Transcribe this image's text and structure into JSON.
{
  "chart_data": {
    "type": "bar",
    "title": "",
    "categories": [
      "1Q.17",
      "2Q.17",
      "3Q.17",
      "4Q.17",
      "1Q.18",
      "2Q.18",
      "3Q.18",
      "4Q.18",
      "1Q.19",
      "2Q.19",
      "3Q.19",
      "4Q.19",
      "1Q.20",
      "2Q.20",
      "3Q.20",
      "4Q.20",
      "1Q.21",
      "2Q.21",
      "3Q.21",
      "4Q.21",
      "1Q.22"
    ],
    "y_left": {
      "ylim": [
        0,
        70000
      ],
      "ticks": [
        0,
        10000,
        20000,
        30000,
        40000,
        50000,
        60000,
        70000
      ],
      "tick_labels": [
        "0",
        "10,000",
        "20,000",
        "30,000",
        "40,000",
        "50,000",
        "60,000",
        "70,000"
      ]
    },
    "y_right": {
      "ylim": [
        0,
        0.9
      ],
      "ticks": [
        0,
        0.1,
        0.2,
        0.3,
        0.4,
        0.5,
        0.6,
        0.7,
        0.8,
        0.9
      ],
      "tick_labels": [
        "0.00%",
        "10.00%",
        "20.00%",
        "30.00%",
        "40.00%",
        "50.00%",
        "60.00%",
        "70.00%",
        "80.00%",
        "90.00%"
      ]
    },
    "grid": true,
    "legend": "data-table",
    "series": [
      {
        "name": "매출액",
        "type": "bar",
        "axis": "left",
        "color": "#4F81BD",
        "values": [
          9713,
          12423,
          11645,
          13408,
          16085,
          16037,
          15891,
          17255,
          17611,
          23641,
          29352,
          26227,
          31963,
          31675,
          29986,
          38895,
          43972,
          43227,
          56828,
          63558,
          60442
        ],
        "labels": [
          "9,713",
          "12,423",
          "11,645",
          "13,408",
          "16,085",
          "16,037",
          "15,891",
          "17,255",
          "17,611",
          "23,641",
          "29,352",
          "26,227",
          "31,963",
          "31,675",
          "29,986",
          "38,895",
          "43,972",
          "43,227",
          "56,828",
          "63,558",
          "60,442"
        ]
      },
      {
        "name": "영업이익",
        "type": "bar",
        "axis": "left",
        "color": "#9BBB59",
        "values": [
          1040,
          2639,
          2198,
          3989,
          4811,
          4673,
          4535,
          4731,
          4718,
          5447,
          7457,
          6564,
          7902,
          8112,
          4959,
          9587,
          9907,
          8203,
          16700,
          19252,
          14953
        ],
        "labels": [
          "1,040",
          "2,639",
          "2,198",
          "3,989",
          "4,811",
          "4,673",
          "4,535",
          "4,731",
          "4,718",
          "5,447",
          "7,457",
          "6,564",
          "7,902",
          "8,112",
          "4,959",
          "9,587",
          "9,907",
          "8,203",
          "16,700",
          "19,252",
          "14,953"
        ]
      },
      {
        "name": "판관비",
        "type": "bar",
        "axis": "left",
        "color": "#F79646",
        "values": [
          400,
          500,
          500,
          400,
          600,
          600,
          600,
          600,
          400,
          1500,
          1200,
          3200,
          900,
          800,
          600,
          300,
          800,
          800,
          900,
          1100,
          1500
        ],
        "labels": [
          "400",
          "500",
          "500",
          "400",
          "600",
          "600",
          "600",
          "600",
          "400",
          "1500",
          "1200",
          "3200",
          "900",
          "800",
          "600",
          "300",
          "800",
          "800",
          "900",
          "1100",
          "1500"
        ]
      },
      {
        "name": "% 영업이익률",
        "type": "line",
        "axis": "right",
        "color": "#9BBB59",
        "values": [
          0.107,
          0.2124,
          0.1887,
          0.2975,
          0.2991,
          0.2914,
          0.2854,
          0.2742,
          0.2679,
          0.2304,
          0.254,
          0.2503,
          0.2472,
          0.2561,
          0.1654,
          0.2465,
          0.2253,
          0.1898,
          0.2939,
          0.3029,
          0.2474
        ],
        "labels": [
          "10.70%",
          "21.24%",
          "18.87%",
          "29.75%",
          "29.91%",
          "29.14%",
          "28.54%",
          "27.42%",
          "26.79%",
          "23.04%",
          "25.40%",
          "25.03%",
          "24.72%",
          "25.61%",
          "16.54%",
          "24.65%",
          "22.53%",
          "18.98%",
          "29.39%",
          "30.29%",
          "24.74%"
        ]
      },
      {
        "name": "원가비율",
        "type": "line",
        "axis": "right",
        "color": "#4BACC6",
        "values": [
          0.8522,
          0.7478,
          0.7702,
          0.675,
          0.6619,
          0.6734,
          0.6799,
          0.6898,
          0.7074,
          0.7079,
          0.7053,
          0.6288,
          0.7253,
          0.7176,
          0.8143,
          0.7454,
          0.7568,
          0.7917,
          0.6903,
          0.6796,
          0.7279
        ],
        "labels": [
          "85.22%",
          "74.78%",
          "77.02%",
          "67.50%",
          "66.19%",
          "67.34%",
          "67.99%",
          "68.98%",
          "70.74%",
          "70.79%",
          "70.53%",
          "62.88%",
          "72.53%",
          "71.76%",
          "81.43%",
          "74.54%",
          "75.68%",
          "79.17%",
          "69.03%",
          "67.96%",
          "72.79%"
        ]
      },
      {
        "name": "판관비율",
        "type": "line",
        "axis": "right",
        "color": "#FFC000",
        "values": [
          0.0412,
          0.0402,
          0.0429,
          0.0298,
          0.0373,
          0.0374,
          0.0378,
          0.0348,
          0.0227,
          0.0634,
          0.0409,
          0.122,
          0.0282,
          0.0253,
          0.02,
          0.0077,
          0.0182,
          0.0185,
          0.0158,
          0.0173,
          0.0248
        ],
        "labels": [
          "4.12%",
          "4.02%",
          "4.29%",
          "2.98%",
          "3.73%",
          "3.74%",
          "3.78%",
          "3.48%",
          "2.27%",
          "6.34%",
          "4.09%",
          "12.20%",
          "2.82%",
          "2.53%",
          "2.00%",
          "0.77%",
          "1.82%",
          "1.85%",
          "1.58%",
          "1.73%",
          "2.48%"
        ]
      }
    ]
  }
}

## Task description:
Reproduce the records above exactly.

## Reply:
Transcribe this image's text and structure into JSON.
{
  "chart_data": {
    "type": "bar",
    "title": "",
    "categories": [
      "1Q.17",
      "2Q.17",
      "3Q.17",
      "4Q.17",
      "1Q.18",
      "2Q.18",
      "3Q.18",
      "4Q.18",
      "1Q.19",
      "2Q.19",
      "3Q.19",
      "4Q.19",
      "1Q.20",
      "2Q.20",
      "3Q.20",
      "4Q.20",
      "1Q.21",
      "2Q.21",
      "3Q.21",
      "4Q.21",
      "1Q.22"
    ],
    "y_left": {
      "ylim": [
        0,
        70000
      ],
      "ticks": [
        0,
        10000,
        20000,
        30000,
        40000,
        50000,
        60000,
        70000
      ],
      "tick_labels": [
        "0",
        "10,000",
        "20,000",
        "30,000",
        "40,000",
        "50,000",
        "60,000",
        "70,000"
      ]
    },
    "y_right": {
      "ylim": [
        0,
        0.9
      ],
      "ticks": [
        0,
        0.1,
        0.2,
        0.3,
        0.4,
        0.5,
        0.6,
        0.7,
        0.8,
        0.9
      ],
      "tick_labels": [
        "0.00%",
        "10.00%",
        "20.00%",
        "30.00%",
        "40.00%",
        "50.00%",
        "60.00%",
        "70.00%",
        "80.00%",
        "90.00%"
      ]
    },
    "grid": true,
    "legend": "data-table",
    "series": [
      {
        "name": "매출액",
        "type": "bar",
        "axis": "left",
        "color": "#4F81BD",
        "values": [
          9713,
          12423,
          11645,
          13408,
          16085,
          16037,
          15891,
          17255,
          17611,
          23641,
          29352,
          26227,
          31963,
          31675,
          29986,
          38895,
          43972,
          43227,
          56828,
          63558,
          60442
        ],
        "labels": [
          "9,713",
          "12,423",
          "11,645",
          "13,408",
          "16,085",
          "16,037",
          "15,891",
          "17,255",
          "17,611",
          "23,641",
          "29,352",
          "26,227",
          "31,963",
          "31,675",
          "29,986",
          "38,895",
          "43,972",
          "43,227",
          "56,828",
          "63,558",
          "60,442"
        ]
      },
      {
        "name": "영업이익",
        "type": "bar",
        "axis": "left",
        "color": "#9BBB59",
        "values": [
          1040,
          2639,
          2198,
          3989,
          4811,
          4673,
          4535,
          4731,
          4718,
          5447,
          7457,
          6564,
          7902,
          8112,
          4959,
          9587,
          9907,
          8203,
          16700,
          19252,
          14953
        ],
        "labels": [
          "1,040",
          "2,639",
          "2,198",
          "3,989",
          "4,811",
          "4,673",
          "4,535",
          "4,731",
          "4,718",
          "5,447",
          "7,457",
          "6,564",
          "7,902",
          "8,112",
          "4,959",
          "9,587",
          "9,907",
          "8,203",
          "16,700",
          "19,252",
          "14,953"
        ]
      },
      {
        "name": "판관비",
        "type": "bar",
        "axis": "left",
        "color": "#F79646",
        "values": [
          400,
          500,
          500,
          400,
          600,
          600,
          600,
          600,
          400,
          1500,
          1200,
          3200,
          900,
          800,
          600,
          300,
          800,
          800,
          900,
          1100,
          1500
        ],
        "labels": [
          "400",
          "500",
          "500",
          "400",
          "600",
          "600",
          "600",
          "600",
          "400",
          "1500",
          "1200",
          "3200",
          "900",
          "800",
          "600",
          "300",
          "800",
          "800",
          "900",
          "1100",
          "1500"
        ]
      },
      {
        "name": "% 영업이익률",
        "type": "line",
        "axis": "right",
        "color": "#9BBB59",
        "values": [
          0.107,
          0.2124,
          0.1887,
          0.2975,
          0.2991,
          0.2914,
          0.2854,
          0.2742,
          0.2679,
          0.2304,
          0.254,
          0.2503,
          0.2472,
          0.2561,
          0.1654,
          0.2465,
          0.2253,
          0.1898,
          0.2939,
          0.3029,
          0.2474
        ],
        "labels": [
          "10.70%",
          "21.24%",
          "18.87%",
          "29.75%",
          "29.91%",
          "29.14%",
          "28.54%",
          "27.42%",
          "26.79%",
          "23.04%",
          "25.40%",
          "25.03%",
          "24.72%",
          "25.61%",
          "16.54%",
          "24.65%",
          "22.53%",
          "18.98%",
          "29.39%",
          "30.29%",
          "24.74%"
        ]
      },
      {
        "name": "원가비율",
        "type": "line",
        "axis": "right",
        "color": "#4BACC6",
        "values": [
          0.8522,
          0.7478,
          0.7702,
          0.675,
          0.6619,
          0.6734,
          0.6799,
          0.6898,
          0.7074,
          0.7079,
          0.7053,
          0.6288,
          0.7253,
          0.7176,
          0.8143,
          0.7454,
          0.7568,
          0.7917,
          0.6903,
          0.6796,
          0.7279
        ],
        "labels": [
          "85.22%",
          "74.78%",
          "77.02%",
          "67.50%",
          "66.19%",
          "67.34%",
          "67.99%",
          "68.98%",
          "70.74%",
          "70.79%",
          "70.53%",
          "62.88%",
          "72.53%",
          "71.76%",
          "81.43%",
          "74.54%",
          "75.68%",
          "79.17%",
          "69.03%",
          "67.96%",
          "72.79%"
        ]
      },
      {
        "name": "판관비율",
        "type": "line",
        "axis": "right",
        "color": "#FFC000",
        "values": [
          0.0412,
          0.0402,
          0.0429,
          0.0298,
          0.0373,
          0.0374,
          0.0378,
          0.0348,
          0.0227,
          0.0634,
          0.0409,
          0.122,
          0.0282,
          0.0253,
          0.02,
          0.0077,
          0.0182,
          0.0185,
          0.0158,
          0.0173,
          0.0248
        ],
        "labels": [
          "4.12%",
          "4.02%",
          "4.29%",
          "2.98%",
          "3.73%",
          "3.74%",
          "3.78%",
          "3.48%",
          "2.27%",
          "6.34%",
          "4.09%",
          "12.20%",
          "2.82%",
          "2.53%",
          "2.00%",
          "0.77%",
          "1.82%",
          "1.85%",
          "1.58%",
          "1.73%",
          "2.48%"
        ]
      }
    ]
  }
}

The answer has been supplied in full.